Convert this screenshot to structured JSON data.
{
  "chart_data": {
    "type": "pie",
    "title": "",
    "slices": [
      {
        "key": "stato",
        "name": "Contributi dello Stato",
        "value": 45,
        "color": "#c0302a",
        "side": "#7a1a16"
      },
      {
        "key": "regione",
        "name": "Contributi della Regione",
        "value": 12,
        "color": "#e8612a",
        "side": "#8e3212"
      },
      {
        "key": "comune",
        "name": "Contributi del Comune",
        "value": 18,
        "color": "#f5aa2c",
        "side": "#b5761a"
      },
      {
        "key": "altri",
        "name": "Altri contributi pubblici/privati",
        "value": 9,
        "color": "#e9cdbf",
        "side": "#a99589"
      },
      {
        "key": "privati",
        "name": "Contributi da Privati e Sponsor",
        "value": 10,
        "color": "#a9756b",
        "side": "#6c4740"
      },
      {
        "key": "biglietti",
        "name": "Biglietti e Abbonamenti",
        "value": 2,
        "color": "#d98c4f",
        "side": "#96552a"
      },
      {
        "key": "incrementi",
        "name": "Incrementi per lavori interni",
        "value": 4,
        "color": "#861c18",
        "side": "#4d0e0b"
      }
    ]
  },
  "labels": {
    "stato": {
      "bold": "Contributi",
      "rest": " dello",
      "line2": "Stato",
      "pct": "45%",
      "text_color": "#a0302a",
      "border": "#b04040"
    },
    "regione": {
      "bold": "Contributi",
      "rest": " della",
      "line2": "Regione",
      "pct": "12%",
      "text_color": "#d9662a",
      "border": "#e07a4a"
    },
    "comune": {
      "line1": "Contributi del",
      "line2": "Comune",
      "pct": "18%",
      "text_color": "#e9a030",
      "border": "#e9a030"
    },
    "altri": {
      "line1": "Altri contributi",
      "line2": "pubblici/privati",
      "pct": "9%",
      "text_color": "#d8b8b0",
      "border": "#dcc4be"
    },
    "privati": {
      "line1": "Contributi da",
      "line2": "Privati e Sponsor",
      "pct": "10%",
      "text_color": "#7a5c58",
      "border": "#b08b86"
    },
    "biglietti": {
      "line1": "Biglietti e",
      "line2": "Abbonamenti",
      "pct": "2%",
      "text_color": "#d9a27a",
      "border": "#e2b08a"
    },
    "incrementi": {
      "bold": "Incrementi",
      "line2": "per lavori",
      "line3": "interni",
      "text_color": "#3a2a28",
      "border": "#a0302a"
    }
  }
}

- - - -

### What the task asks
Scan the material above. Copy each line that holds the word "pubblici".

### Solution to this exercise
        "name": "Altri contributi pubblici/privati",
      "line2": "pubblici/privati",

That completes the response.